Minggu, 28 Desember 2014

Pendidikan Identitas Karakter Bangsa


Keunikan dan Kelangkaan lebih diburu dan diincar daripada menjadi orang seperti Kebanyakan orang. Mana yang mahal, yang langka atau yang lazim. Jadilah diri sendiri. Orang lain bukanlah standar Anda. Standarnya ada pada diri Anda sendiri. Percayalah Anda punya potensi yang tidak sehebat yang orang lain miliki. Cari itu. Itu adalah kunci memenangkan persaingan global. 

Mana yang akan kita pilih, memenuhi kebutuhan atau keinginan? Yang mana yang Anda butuhkan, sekolah atau pendidikan? Pendidikan mana yang Anda butuhkan, pendidikan yang dibutuhkan Anda atau pendidikan yang diinginkan pemerintah? Sudahkah pemerintah merancang pendidikan sesuai kebutuhan peserta didik? Coba Anda sebutkan siapa saja orang yang menjadi SUKSES hanya karena meniru persis bagaimana menjadi orang yang ia idolakannya? Mana yang lebih sukses, Followernya atau Trendsetternya? Tentu Trendsetternya.

Makanya saya tidak akan terpesona kalau dibandingin sama orang lain. Setiap orang punya potensi, kelebihan, kekurangan, peluang, hambatan, latar belakang, sikon Fisik/Psikis, cita-cita, harapan, kebutuhan, dukungan, dan faktor sukses lainnya. Bayangkan kalau di dunia ini hanya ada satu warna? apa yang bisa kita lihat? BLIND!!!

| Soal a |
Menurut kutipan dokumen, mengapa penulis tidak akan terpesona jika dibandingkan dengan orang lain? Jelaskan dalam satu sampai tiga kalimat.
Entri berikut sama sekali tidak berhubungan dengan kutipan dokumen tersebut.

| Data Masukan |
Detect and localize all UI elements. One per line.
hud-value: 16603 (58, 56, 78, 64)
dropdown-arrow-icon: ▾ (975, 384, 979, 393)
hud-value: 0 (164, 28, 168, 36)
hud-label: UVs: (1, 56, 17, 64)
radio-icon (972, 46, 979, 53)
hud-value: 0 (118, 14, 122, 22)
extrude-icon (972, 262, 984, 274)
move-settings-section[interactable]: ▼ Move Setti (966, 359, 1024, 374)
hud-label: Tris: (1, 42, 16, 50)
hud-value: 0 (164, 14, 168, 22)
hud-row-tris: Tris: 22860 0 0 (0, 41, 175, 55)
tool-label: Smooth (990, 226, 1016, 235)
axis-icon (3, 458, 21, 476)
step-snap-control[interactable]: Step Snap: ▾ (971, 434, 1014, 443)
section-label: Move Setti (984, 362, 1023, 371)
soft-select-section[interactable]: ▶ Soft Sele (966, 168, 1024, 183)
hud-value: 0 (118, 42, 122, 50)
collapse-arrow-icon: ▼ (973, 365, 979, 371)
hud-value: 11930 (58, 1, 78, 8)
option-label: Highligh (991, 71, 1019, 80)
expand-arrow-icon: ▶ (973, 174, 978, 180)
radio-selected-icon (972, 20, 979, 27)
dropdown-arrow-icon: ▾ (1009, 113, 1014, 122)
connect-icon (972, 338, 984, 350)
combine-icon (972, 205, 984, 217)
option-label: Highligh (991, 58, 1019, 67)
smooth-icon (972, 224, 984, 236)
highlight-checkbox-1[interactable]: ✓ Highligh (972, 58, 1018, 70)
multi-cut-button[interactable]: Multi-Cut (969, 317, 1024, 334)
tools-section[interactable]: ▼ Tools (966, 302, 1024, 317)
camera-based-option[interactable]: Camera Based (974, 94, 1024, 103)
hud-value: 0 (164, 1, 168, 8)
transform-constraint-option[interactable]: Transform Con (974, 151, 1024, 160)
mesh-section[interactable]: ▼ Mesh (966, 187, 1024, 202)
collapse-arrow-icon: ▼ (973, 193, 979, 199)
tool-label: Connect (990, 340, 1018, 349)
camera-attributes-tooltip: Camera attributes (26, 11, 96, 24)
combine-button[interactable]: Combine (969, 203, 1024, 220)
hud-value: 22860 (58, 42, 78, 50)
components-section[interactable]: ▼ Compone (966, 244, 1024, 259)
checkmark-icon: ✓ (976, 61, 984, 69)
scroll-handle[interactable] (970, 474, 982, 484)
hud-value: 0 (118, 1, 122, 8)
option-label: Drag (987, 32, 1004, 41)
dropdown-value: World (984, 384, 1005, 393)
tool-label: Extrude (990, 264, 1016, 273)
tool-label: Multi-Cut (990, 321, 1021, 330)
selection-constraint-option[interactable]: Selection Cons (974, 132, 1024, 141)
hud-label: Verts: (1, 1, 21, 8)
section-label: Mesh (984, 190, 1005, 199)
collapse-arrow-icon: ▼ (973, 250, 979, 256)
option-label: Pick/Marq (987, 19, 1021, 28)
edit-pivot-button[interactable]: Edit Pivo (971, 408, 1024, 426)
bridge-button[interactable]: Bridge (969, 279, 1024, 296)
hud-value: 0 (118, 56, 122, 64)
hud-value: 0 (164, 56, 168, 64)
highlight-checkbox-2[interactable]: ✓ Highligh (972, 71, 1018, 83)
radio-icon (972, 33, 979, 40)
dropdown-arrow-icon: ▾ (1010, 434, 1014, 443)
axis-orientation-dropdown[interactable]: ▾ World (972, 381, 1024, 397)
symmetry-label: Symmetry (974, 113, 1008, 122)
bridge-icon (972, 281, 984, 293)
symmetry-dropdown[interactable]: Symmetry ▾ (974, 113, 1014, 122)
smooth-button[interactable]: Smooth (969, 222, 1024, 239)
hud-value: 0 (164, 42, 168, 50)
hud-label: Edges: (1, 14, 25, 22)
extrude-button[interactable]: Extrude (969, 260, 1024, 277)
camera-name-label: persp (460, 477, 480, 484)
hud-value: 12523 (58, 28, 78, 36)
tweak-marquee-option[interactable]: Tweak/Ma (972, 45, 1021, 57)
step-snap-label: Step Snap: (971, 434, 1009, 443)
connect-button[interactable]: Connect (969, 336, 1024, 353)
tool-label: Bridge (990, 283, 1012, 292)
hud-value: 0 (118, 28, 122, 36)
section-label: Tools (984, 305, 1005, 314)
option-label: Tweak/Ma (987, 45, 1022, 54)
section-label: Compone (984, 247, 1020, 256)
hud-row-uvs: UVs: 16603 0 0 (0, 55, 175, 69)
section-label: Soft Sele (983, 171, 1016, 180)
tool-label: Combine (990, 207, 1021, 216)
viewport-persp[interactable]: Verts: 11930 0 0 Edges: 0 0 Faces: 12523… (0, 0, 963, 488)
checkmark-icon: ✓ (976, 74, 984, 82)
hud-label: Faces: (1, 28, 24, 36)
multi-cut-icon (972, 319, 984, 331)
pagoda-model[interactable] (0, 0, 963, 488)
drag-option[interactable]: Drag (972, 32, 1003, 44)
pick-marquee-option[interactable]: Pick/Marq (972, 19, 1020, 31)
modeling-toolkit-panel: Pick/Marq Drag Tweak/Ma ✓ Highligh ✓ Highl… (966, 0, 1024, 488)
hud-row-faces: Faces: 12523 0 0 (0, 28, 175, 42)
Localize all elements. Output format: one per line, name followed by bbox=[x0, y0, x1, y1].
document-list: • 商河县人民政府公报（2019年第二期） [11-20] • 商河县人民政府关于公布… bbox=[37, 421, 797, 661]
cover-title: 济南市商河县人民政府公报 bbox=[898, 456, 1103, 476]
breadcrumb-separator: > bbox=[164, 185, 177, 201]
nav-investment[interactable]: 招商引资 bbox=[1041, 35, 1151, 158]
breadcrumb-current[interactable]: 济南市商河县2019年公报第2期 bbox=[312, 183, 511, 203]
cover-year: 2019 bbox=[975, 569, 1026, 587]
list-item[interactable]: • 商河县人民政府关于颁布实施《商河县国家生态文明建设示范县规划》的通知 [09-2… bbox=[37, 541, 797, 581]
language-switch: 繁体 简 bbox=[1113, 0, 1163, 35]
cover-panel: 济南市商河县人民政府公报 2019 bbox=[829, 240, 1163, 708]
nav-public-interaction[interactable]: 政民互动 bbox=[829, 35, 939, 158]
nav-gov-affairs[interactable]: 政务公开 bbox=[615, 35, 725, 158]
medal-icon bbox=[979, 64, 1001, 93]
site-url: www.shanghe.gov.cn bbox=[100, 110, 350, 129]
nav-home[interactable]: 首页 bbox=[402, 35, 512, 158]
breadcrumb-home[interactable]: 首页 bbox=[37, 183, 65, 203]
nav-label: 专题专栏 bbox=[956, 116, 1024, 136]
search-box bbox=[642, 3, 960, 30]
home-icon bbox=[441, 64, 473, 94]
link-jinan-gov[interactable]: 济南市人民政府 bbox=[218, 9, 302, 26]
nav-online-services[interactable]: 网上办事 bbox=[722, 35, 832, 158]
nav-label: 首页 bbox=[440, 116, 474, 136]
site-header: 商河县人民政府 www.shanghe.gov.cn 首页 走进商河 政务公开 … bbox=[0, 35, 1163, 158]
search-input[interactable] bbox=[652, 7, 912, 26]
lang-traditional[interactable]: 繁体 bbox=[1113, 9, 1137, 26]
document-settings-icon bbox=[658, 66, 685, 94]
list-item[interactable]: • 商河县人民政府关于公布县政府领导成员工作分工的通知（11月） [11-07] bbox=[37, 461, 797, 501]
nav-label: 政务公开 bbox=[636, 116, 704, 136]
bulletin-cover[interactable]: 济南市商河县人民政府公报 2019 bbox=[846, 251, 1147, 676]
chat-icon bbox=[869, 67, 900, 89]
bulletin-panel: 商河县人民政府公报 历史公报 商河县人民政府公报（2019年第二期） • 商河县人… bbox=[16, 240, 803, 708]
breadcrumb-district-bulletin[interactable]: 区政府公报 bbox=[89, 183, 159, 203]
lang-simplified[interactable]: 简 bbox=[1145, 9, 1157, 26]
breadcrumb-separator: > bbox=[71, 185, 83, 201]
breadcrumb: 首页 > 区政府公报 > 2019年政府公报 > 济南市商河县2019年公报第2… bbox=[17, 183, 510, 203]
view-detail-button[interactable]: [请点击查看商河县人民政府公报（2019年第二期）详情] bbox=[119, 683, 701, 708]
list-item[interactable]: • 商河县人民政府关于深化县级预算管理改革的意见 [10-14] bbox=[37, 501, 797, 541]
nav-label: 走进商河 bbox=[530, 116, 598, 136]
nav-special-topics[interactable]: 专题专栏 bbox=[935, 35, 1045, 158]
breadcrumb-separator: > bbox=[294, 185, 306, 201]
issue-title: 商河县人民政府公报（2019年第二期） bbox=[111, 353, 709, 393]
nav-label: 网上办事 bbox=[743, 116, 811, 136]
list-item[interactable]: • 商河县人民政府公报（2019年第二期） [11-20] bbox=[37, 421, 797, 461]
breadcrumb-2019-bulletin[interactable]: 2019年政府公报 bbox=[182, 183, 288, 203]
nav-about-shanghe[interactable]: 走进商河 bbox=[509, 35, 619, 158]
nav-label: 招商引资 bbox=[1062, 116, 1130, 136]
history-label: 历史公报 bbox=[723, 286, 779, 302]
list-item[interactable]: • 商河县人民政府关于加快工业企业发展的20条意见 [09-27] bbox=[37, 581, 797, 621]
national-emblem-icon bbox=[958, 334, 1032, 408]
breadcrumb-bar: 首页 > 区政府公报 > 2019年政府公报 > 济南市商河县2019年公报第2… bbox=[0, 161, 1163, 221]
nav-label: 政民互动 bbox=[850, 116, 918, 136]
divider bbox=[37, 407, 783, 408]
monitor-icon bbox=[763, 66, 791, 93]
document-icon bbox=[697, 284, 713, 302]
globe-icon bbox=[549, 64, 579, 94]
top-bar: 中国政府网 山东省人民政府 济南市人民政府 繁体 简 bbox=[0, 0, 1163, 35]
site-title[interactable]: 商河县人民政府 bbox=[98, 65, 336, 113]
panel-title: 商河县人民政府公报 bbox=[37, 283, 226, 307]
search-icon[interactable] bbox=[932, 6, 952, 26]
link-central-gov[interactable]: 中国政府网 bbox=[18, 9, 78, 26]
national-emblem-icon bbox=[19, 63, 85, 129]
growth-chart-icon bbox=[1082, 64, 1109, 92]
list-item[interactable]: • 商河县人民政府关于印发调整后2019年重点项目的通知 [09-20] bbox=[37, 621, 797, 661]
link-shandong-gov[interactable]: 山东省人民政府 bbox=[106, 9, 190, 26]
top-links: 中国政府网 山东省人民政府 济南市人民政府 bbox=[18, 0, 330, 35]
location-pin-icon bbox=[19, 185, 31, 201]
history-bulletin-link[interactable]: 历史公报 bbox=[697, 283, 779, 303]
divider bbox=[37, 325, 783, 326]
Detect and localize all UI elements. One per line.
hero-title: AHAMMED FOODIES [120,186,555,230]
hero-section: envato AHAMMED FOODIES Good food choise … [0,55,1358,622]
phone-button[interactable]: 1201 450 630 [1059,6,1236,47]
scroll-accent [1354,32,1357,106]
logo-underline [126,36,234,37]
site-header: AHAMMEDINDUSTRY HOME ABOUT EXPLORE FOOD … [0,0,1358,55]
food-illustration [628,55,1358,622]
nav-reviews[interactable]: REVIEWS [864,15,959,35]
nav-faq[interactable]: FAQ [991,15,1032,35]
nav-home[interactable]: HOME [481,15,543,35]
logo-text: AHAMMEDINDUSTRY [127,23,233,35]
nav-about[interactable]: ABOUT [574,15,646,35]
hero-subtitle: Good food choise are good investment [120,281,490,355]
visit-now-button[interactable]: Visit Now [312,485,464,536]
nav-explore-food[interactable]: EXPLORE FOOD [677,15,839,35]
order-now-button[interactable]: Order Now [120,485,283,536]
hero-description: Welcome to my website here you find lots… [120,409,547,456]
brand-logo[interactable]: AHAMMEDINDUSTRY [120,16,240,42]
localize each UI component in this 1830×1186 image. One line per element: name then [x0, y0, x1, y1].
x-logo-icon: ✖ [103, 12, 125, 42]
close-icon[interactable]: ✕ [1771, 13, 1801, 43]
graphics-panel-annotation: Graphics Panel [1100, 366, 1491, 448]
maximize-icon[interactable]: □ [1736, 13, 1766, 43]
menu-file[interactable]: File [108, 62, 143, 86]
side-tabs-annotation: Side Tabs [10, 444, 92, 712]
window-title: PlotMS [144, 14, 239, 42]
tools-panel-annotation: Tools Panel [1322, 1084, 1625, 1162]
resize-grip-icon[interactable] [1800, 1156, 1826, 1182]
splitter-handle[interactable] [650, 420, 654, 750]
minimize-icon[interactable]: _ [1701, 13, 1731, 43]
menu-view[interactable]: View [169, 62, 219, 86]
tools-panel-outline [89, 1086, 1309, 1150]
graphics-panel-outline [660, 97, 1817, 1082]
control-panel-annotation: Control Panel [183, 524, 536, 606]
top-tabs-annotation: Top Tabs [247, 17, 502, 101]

| Soal b |
Tukar "hud-label" dengan "hud-text" pada entri, mulai dari awal entri sampai dengan baris yang memuat "hud-value: 0 (118, 14, 122, 22)". Tuliskan kembali bagian itu saja tanpa perubahan lain.

| Jawaban Lengkap a |
Penulis tidak terpesona karena setiap orang punya potensi, kelebihan, kekurangan, peluang, hambatan, latar belakang, sikon fisik/psikis, cita-cita, harapan, kebutuhan, dukungan, dan faktor sukses lainnya sendiri.

| Jawaban Lengkap b |
Detect and localize all UI elements. One per line.
hud-value: 16603 (58, 56, 78, 64)
dropdown-arrow-icon: ▾ (975, 384, 979, 393)
hud-value: 0 (164, 28, 168, 36)
hud-text: UVs: (1, 56, 17, 64)
radio-icon (972, 46, 979, 53)
hud-value: 0 (118, 14, 122, 22)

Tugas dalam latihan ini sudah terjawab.